• _Data shown_:
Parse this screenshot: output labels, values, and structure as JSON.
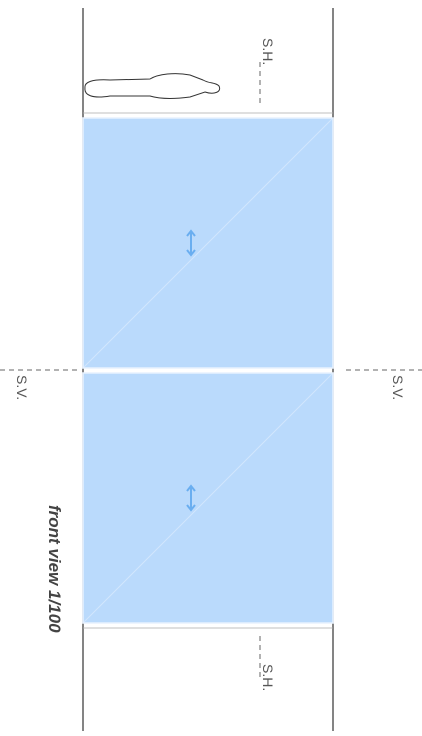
{
  "labels": {
    "section_h_top": "S.H.",
    "section_v_left": "S.V.",
    "section_v_right": "S.V.",
    "section_h_bottom": "S.H.",
    "caption": "front view 1/100"
  }
}
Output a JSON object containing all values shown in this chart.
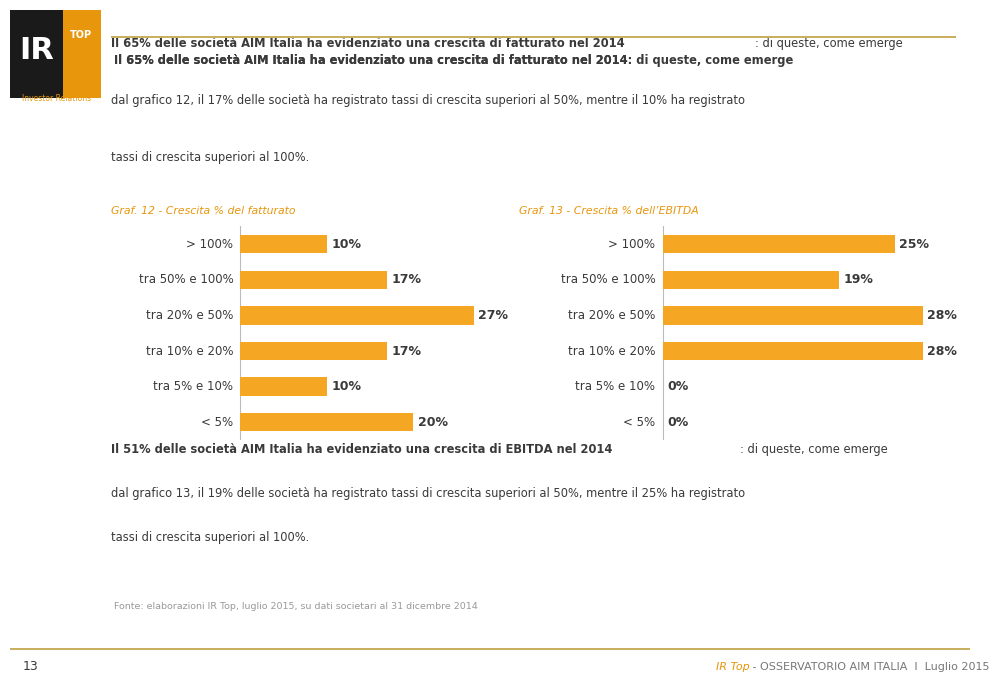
{
  "graf12_title": "Graf. 12 - Crescita % del fatturato",
  "graf13_title": "Graf. 13 - Crescita ’% dell’EBITDA",
  "graf13_title_clean": "Graf. 13 - Crescita % dell’EBITDA",
  "categories": [
    "> 100%",
    "tra 50% e 100%",
    "tra 20% e 50%",
    "tra 10% e 20%",
    "tra 5% e 10%",
    "< 5%"
  ],
  "values_left": [
    10,
    17,
    27,
    17,
    10,
    20
  ],
  "values_right": [
    25,
    19,
    28,
    28,
    0,
    0
  ],
  "bar_color": "#F5A623",
  "text_color": "#3a3a3a",
  "orange_color": "#E8960C",
  "gray_light": "#aaaaaa",
  "separator_color": "#C8B060",
  "background_color": "#FFFFFF",
  "logo_dark": "#1a1a1a",
  "logo_orange": "#E8960C",
  "page_number": "13",
  "footer_source": "Fonte: elaborazioni IR Top, luglio 2015, su dati societari al 31 dicembre 2014",
  "top_bold": "Il 65% delle società AIM Italia ha evidenziato una crescita di fatturato nel 2014",
  "top_norm": ": di queste, come emerge dal grafico 12, il 17% delle società ha registrato tassi di crescita superiori al 50%, mentre il 10% ha registrato tassi di crescita superiori al 100%.",
  "bot_bold": "Il 51% delle società AIM Italia ha evidenziato una crescita di EBITDA nel 2014",
  "bot_norm": ": di queste, come emerge dal grafico 13, il 19% delle società ha registrato tassi di crescita superiori al 50%, mentre il 25% ha registrato tassi di crescita superiori al 100%.",
  "footer_ir": "IR Top",
  "footer_rest": " - OSSERVATORIO AIM ITALIA  I  Luglio 2015"
}
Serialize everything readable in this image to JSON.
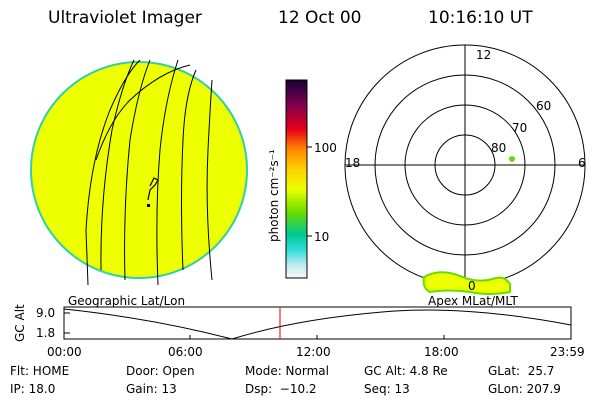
{
  "header": {
    "instrument": "Ultraviolet Imager",
    "date": "12 Oct 00",
    "time": "10:16:10 UT"
  },
  "globe": {
    "caption": "Geographic Lat/Lon",
    "fill_color": "#eeff00",
    "limb_color": "#2fd0a8"
  },
  "colorbar": {
    "unit_label": "photon cm⁻²s⁻¹",
    "ticks": [
      "100",
      "10"
    ]
  },
  "polar": {
    "caption": "Apex MLat/MLT",
    "lat_labels": [
      "60",
      "70",
      "80"
    ],
    "mlt_labels": [
      "12",
      "18",
      "6",
      "0"
    ]
  },
  "altitude_plot": {
    "ylabel": "GC Alt",
    "yticks": [
      "9.0",
      "1.8"
    ],
    "xticks": [
      "00:00",
      "06:00",
      "12:00",
      "18:00",
      "23:59"
    ],
    "marker_time": "10:16"
  },
  "status": {
    "flt": "Flt: HOME",
    "ip": "IP: 18.0",
    "door": "Door: Open",
    "gain": "Gain: 13",
    "mode": "Mode: Normal",
    "dsp": "Dsp:  −10.2",
    "gcalt": "GC Alt: 4.8 Re",
    "seq": "Seq: 13",
    "glat": "GLat:  25.7",
    "glon": "GLon: 207.9"
  }
}
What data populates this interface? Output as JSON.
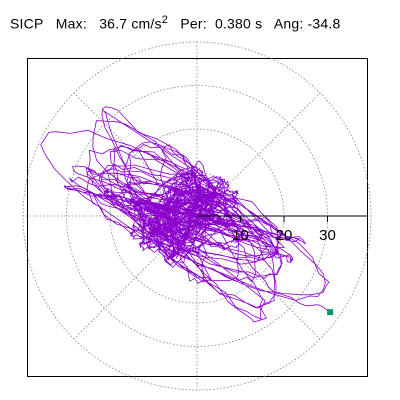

• _Exercise instructions_: Exclude the images, then output the data above word for word.

• _Result for this task_:
Parse this screenshot: output labels, values, and structure as JSON.
{
  "labels": {
    "section_h_top": "S.H.",
    "section_v_left": "S.V.",
    "section_v_right": "S.V.",
    "section_h_bottom": "S.H.",
    "caption": "front view 1/100"
  }
}
Output a JSON object containing all values shown in this chart.
{
  "graf12_title": "Graf. 12 - Crescita % del fatturato",
  "graf13_title": "Graf. 13 - Crescita ’% dell’EBITDA",
  "graf13_title_clean": "Graf. 13 - Crescita % dell’EBITDA",
  "categories": [
    "> 100%",
    "tra 50% e 100%",
    "tra 20% e 50%",
    "tra 10% e 20%",
    "tra 5% e 10%",
    "< 5%"
  ],
  "values_left": [
    10,
    17,
    27,
    17,
    10,
    20
  ],
  "values_right": [
    25,
    19,
    28,
    28,
    0,
    0
  ],
  "bar_color": "#F5A623",
  "text_color": "#3a3a3a",
  "orange_color": "#E8960C",
  "gray_light": "#aaaaaa",
  "separator_color": "#C8B060",
  "background_color": "#FFFFFF",
  "logo_dark": "#1a1a1a",
  "logo_orange": "#E8960C",
  "page_number": "13",
  "footer_source": "Fonte: elaborazioni IR Top, luglio 2015, su dati societari al 31 dicembre 2014",
  "top_bold": "Il 65% delle società AIM Italia ha evidenziato una crescita di fatturato nel 2014",
  "top_norm": ": di queste, come emerge dal grafico 12, il 17% delle società ha registrato tassi di crescita superiori al 50%, mentre il 10% ha registrato tassi di crescita superiori al 100%.",
  "bot_bold": "Il 51% delle società AIM Italia ha evidenziato una crescita di EBITDA nel 2014",
  "bot_norm": ": di queste, come emerge dal grafico 13, il 19% delle società ha registrato tassi di crescita superiori al 50%, mentre il 25% ha registrato tassi di crescita superiori al 100%.",
  "footer_ir": "IR Top",
  "footer_rest": " - OSSERVATORIO AIM ITALIA  I  Luglio 2015"
}
Serialize everything readable in this image to JSON.
{
  "header": {
    "instrument": "Ultraviolet Imager",
    "date": "12 Oct 00",
    "time": "10:16:10 UT"
  },
  "globe": {
    "caption": "Geographic Lat/Lon",
    "fill_color": "#eeff00",
    "limb_color": "#2fd0a8"
  },
  "colorbar": {
    "unit_label": "photon cm⁻²s⁻¹",
    "ticks": [
      "100",
      "10"
    ]
  },
  "polar": {
    "caption": "Apex MLat/MLT",
    "lat_labels": [
      "60",
      "70",
      "80"
    ],
    "mlt_labels": [
      "12",
      "18",
      "6",
      "0"
    ]
  },
  "altitude_plot": {
    "ylabel": "GC Alt",
    "yticks": [
      "9.0",
      "1.8"
    ],
    "xticks": [
      "00:00",
      "06:00",
      "12:00",
      "18:00",
      "23:59"
    ],
    "marker_time": "10:16"
  },
  "status": {
    "flt": "Flt: HOME",
    "ip": "IP: 18.0",
    "door": "Door: Open",
    "gain": "Gain: 13",
    "mode": "Mode: Normal",
    "dsp": "Dsp:  −10.2",
    "gcalt": "GC Alt: 4.8 Re",
    "seq": "Seq: 13",
    "glat": "GLat:  25.7",
    "glon": "GLon: 207.9"
  }
}
What data populates this interface? Output as JSON.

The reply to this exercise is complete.